Data entries

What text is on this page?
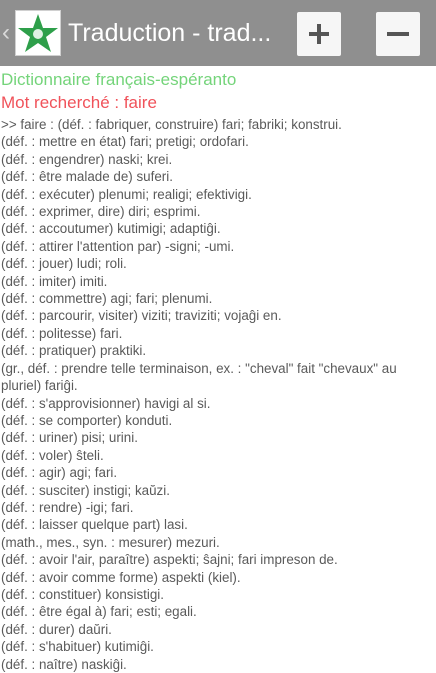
‹ Traduction - trad...
Dictionnaire français-espéranto
Mot recherché : faire
>> faire : (déf. : fabriquer, construire) fari; fabriki; konstrui.
(déf. : mettre en état) fari; pretigi; ordofari.
(déf. : engendrer) naski; krei.
(déf. : être malade de) suferi.
(déf. : exécuter) plenumi; realigi; efektivigi.
(déf. : exprimer, dire) diri; esprimi.
(déf. : accoutumer) kutimigi; adaptiĝi.
(déf. : attirer l'attention par) -signi; -umi.
(déf. : jouer) ludi; roli.
(déf. : imiter) imiti.
(déf. : commettre) agi; fari; plenumi.
(déf. : parcourir, visiter) viziti; traviziti; vojaĝi en.
(déf. : politesse) fari.
(déf. : pratiquer) praktiki.
(gr., déf. : prendre telle terminaison, ex. : "cheval" fait "chevaux" au pluriel) fariĝi.
(déf. : s'approvisionner) havigi al si.
(déf. : se comporter) konduti.
(déf. : uriner) pisi; urini.
(déf. : voler) ŝteli.
(déf. : agir) agi; fari.
(déf. : susciter) instigi; kaŭzi.
(déf. : rendre) -igi; fari.
(déf. : laisser quelque part) lasi.
(math., mes., syn. : mesurer) mezuri.
(déf. : avoir l'air, paraître) aspekti; ŝajni; fari impreson de.
(déf. : avoir comme forme) aspekti (kiel).
(déf. : constituer) konsistigi.
(déf. : être égal à) fari; esti; egali.
(déf. : durer) daŭri.
(déf. : s'habituer) kutimiĝi.
(déf. : naître) naskiĝi.
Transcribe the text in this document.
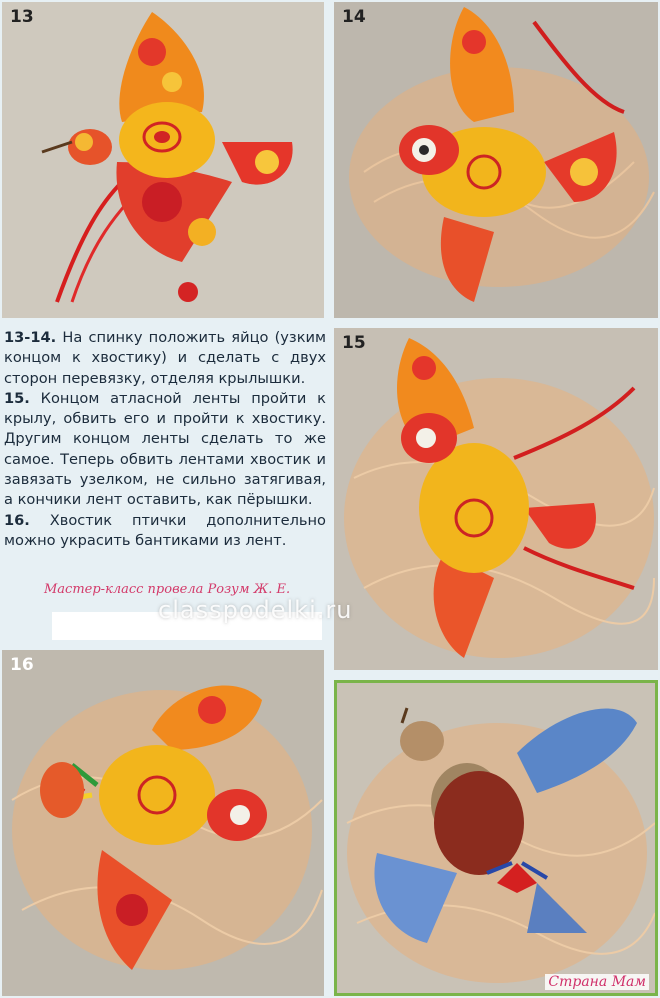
13	14

13-14. На спинку положить яйцо (узким концом к хвостику) и сделать с двух сторон перевязку, отделяя крылышки.

15. Концом атласной ленты пройти к крылу, обвить его и пройти к хвостику. Другим концом ленты сделать то же самое. Теперь обвить лентами хвостик и завязать узелком, не сильно затягивая, а кончики лент оставить, как пёрышки.

16. Хвостик птички дополнительно можно украсить бантиками из лент.

15
Мастер-класс провела Розум Ж. Е.
classpodelki.ru
16
Страна Мам
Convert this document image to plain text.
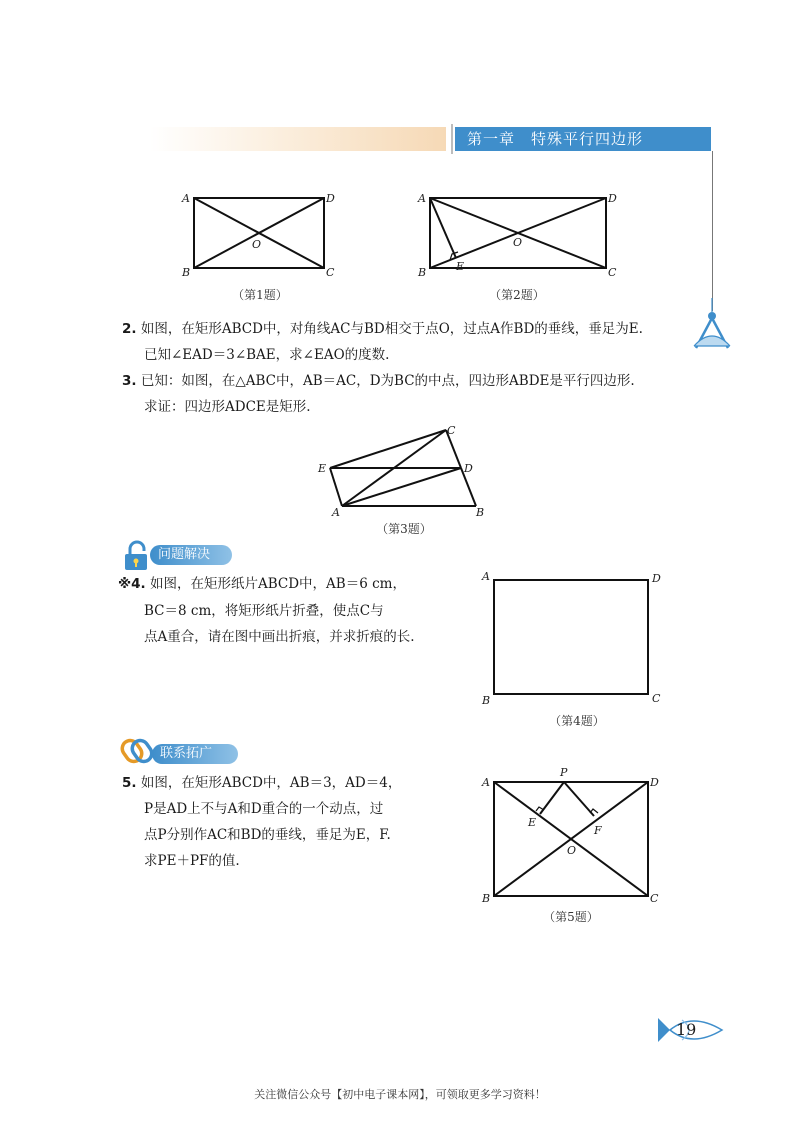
第一章　特殊平行四边形
A	D
B	C
O
（第1题）
A	D
B	C
O
E
（第2题）
2. 如图，在矩形ABCD中，对角线AC与BD相交于点O，过点A作BD的垂线，垂足为E.
已知∠EAD＝3∠BAE，求∠EAO的度数.
3. 已知：如图，在△ABC中，AB＝AC，D为BC的中点，四边形ABDE是平行四边形.
求证：四边形ADCE是矩形.
C
E	D
A	B
（第3题）
问题解决
※4. 如图，在矩形纸片ABCD中，AB＝6 cm，
BC＝8 cm，将矩形纸片折叠，使点C与
点A重合，请在图中画出折痕，并求折痕的长.
A	D
B	C
（第4题）
联系拓广
5. 如图，在矩形ABCD中，AB＝3，AD＝4，
P是AD上不与A和D重合的一个动点，过
点P分别作AC和BD的垂线，垂足为E，F.
求PE＋PF的值.
A	D
B	C
P
E
F
O
（第5题）
19
关注微信公众号【初中电子课本网】，可领取更多学习资料！
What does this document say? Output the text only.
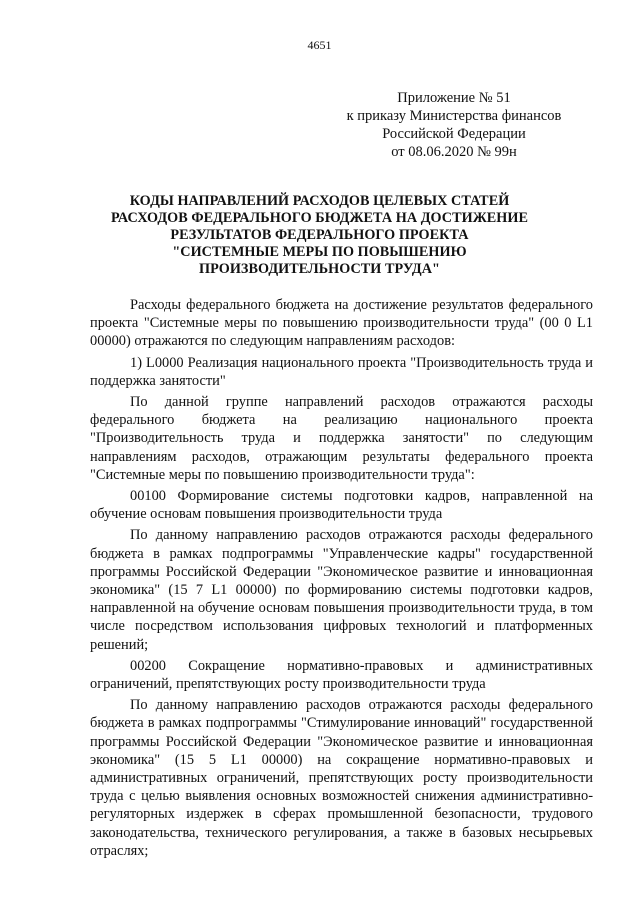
4651
Приложение № 51
к приказу Министерства финансов
Российской Федерации
от 08.06.2020 № 99н
КОДЫ НАПРАВЛЕНИЙ РАСХОДОВ ЦЕЛЕВЫХ СТАТЕЙ
РАСХОДОВ ФЕДЕРАЛЬНОГО БЮДЖЕТА НА ДОСТИЖЕНИЕ
РЕЗУЛЬТАТОВ ФЕДЕРАЛЬНОГО ПРОЕКТА
"СИСТЕМНЫЕ МЕРЫ ПО ПОВЫШЕНИЮ
ПРОИЗВОДИТЕЛЬНОСТИ ТРУДА"

Расходы федерального бюджета на достижение результатов федерального проекта "Системные меры по повышению производительности труда" (00 0 L1 00000) отражаются по следующим направлениям расходов:

1) L0000 Реализация национального проекта "Производительность труда и поддержка занятости"

По данной группе направлений расходов отражаются расходы федерального бюджета на реализацию национального проекта "Производительность труда и поддержка занятости" по следующим направлениям расходов, отражающим результаты федерального проекта "Системные меры по повышению производительности труда":

00100 Формирование системы подготовки кадров, направленной на обучение основам повышения производительности труда

По данному направлению расходов отражаются расходы федерального бюджета в рамках подпрограммы "Управленческие кадры" государственной программы Российской Федерации "Экономическое развитие и инновационная экономика" (15 7 L1 00000) по формированию системы подготовки кадров, направленной на обучение основам повышения производительности труда, в том числе посредством использования цифровых технологий и платформенных решений;

00200 Сокращение нормативно-правовых и административных ограничений, препятствующих росту производительности труда

По данному направлению расходов отражаются расходы федерального бюджета в рамках подпрограммы "Стимулирование инноваций" государственной программы Российской Федерации "Экономическое развитие и инновационная экономика" (15 5 L1 00000) на сокращение нормативно-правовых и административных ограничений, препятствующих росту производительности труда с целью выявления основных возможностей снижения административно-регуляторных издержек в сферах промышленной безопасности, трудового законодательства, технического регулирования, а также в базовых несырьевых отраслях;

WHAT IS NEEDED: Copy each line above where the string "кадров" occurs.

FINAL ANSWER:
00100 Формирование системы подготовки кадров, направленной на обучение основам повышения производительности труда
По данному направлению расходов отражаются расходы федерального бюджета в рамках подпрограммы "Управленческие кадры" государственной программы Российской Федерации "Экономическое развитие и инновационная экономика" (15 7 L1 00000) по формированию системы подготовки кадров, направленной на обучение основам повышения производительности труда, в том числе посредством использования цифровых технологий и платформенных решений;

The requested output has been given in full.